#### Goal of the exercise
Below are some records: retype them all exactly, but not the pictures.

#### Raw data
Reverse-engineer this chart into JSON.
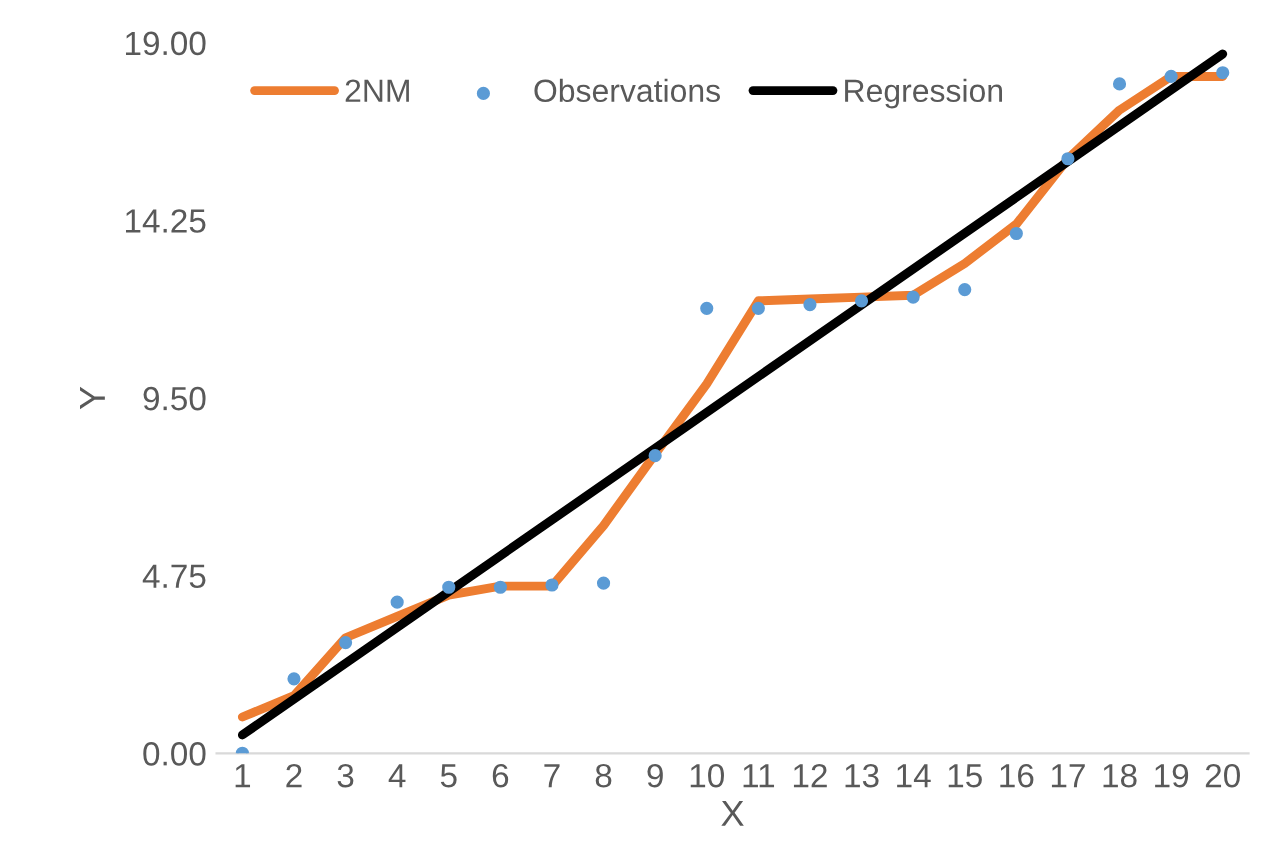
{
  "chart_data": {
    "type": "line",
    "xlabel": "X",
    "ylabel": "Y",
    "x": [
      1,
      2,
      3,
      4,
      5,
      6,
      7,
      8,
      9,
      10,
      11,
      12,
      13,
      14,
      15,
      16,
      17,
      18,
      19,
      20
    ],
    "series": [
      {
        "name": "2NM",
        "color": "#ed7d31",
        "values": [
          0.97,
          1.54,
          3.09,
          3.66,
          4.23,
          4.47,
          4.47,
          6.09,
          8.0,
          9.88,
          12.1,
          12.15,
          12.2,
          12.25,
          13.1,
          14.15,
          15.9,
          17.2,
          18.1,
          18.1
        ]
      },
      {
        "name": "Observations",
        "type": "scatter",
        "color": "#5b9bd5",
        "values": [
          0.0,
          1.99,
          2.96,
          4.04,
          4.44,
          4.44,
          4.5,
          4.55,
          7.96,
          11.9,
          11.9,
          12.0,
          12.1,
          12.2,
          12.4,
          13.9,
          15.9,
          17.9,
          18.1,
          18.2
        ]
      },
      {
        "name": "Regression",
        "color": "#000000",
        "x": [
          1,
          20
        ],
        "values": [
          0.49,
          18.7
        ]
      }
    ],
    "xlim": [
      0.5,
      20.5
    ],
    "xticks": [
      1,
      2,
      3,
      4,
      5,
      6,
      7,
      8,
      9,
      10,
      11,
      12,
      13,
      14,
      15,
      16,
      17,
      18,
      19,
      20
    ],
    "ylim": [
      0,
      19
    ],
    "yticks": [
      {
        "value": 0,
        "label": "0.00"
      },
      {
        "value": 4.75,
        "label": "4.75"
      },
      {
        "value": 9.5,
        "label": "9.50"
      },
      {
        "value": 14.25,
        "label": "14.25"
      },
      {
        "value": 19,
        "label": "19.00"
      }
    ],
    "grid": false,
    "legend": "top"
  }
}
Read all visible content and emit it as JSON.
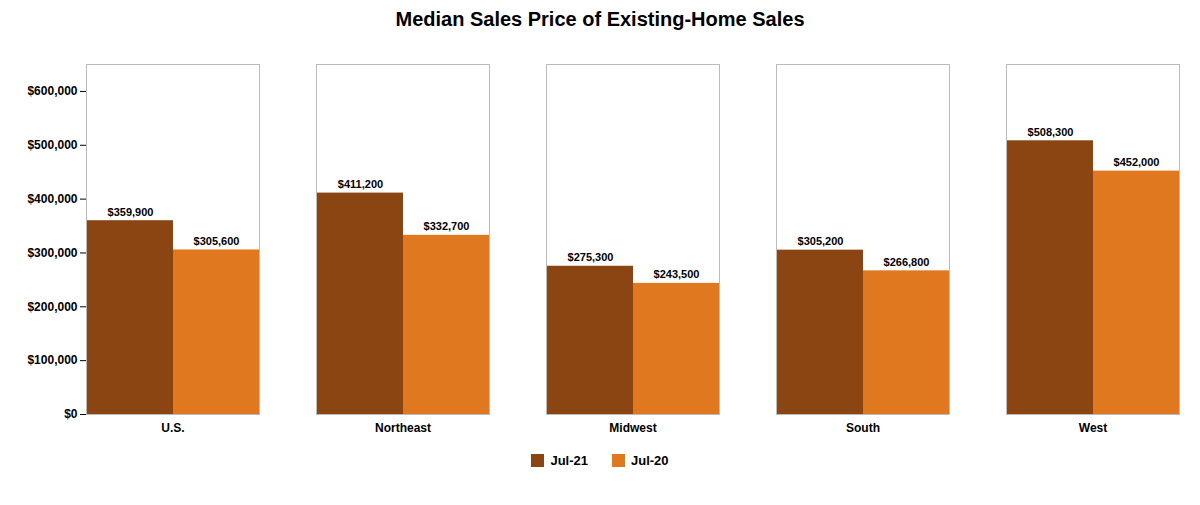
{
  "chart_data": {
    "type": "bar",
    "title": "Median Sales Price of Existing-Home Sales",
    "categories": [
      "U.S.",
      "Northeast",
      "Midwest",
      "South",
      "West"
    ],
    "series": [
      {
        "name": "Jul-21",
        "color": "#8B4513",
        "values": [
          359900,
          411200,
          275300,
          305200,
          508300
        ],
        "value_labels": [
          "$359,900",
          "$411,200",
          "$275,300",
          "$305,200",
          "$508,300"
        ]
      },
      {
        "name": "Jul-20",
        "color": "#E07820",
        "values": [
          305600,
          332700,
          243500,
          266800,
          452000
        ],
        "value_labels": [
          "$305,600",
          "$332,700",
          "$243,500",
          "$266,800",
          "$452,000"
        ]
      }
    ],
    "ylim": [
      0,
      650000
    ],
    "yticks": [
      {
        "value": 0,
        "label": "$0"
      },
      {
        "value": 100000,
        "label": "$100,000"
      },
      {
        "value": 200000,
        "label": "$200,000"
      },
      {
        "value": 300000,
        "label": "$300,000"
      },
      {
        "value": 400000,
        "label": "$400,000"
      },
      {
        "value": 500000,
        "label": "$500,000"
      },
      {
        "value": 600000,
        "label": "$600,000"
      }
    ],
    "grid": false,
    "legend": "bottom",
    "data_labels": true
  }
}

#### Task answer
Reverse-engineer this chart into JSON.
{
  "chart_data": {
    "type": "line",
    "xlabel": "X",
    "ylabel": "Y",
    "x": [
      1,
      2,
      3,
      4,
      5,
      6,
      7,
      8,
      9,
      10,
      11,
      12,
      13,
      14,
      15,
      16,
      17,
      18,
      19,
      20
    ],
    "series": [
      {
        "name": "2NM",
        "color": "#ed7d31",
        "values": [
          0.97,
          1.54,
          3.09,
          3.66,
          4.23,
          4.47,
          4.47,
          6.09,
          8.0,
          9.88,
          12.1,
          12.15,
          12.2,
          12.25,
          13.1,
          14.15,
          15.9,
          17.2,
          18.1,
          18.1
        ]
      },
      {
        "name": "Observations",
        "type": "scatter",
        "color": "#5b9bd5",
        "values": [
          0.0,
          1.99,
          2.96,
          4.04,
          4.44,
          4.44,
          4.5,
          4.55,
          7.96,
          11.9,
          11.9,
          12.0,
          12.1,
          12.2,
          12.4,
          13.9,
          15.9,
          17.9,
          18.1,
          18.2
        ]
      },
      {
        "name": "Regression",
        "color": "#000000",
        "x": [
          1,
          20
        ],
        "values": [
          0.49,
          18.7
        ]
      }
    ],
    "xlim": [
      0.5,
      20.5
    ],
    "xticks": [
      1,
      2,
      3,
      4,
      5,
      6,
      7,
      8,
      9,
      10,
      11,
      12,
      13,
      14,
      15,
      16,
      17,
      18,
      19,
      20
    ],
    "ylim": [
      0,
      19
    ],
    "yticks": [
      {
        "value": 0,
        "label": "0.00"
      },
      {
        "value": 4.75,
        "label": "4.75"
      },
      {
        "value": 9.5,
        "label": "9.50"
      },
      {
        "value": 14.25,
        "label": "14.25"
      },
      {
        "value": 19,
        "label": "19.00"
      }
    ],
    "grid": false,
    "legend": "top"
  }
}
Read all visible content and emit it as JSON.
{
  "chart_data": {
    "type": "bar",
    "title": "Median Sales Price of Existing-Home Sales",
    "categories": [
      "U.S.",
      "Northeast",
      "Midwest",
      "South",
      "West"
    ],
    "series": [
      {
        "name": "Jul-21",
        "color": "#8B4513",
        "values": [
          359900,
          411200,
          275300,
          305200,
          508300
        ],
        "value_labels": [
          "$359,900",
          "$411,200",
          "$275,300",
          "$305,200",
          "$508,300"
        ]
      },
      {
        "name": "Jul-20",
        "color": "#E07820",
        "values": [
          305600,
          332700,
          243500,
          266800,
          452000
        ],
        "value_labels": [
          "$305,600",
          "$332,700",
          "$243,500",
          "$266,800",
          "$452,000"
        ]
      }
    ],
    "ylim": [
      0,
      650000
    ],
    "yticks": [
      {
        "value": 0,
        "label": "$0"
      },
      {
        "value": 100000,
        "label": "$100,000"
      },
      {
        "value": 200000,
        "label": "$200,000"
      },
      {
        "value": 300000,
        "label": "$300,000"
      },
      {
        "value": 400000,
        "label": "$400,000"
      },
      {
        "value": 500000,
        "label": "$500,000"
      },
      {
        "value": 600000,
        "label": "$600,000"
      }
    ],
    "grid": false,
    "legend": "bottom",
    "data_labels": true
  }
}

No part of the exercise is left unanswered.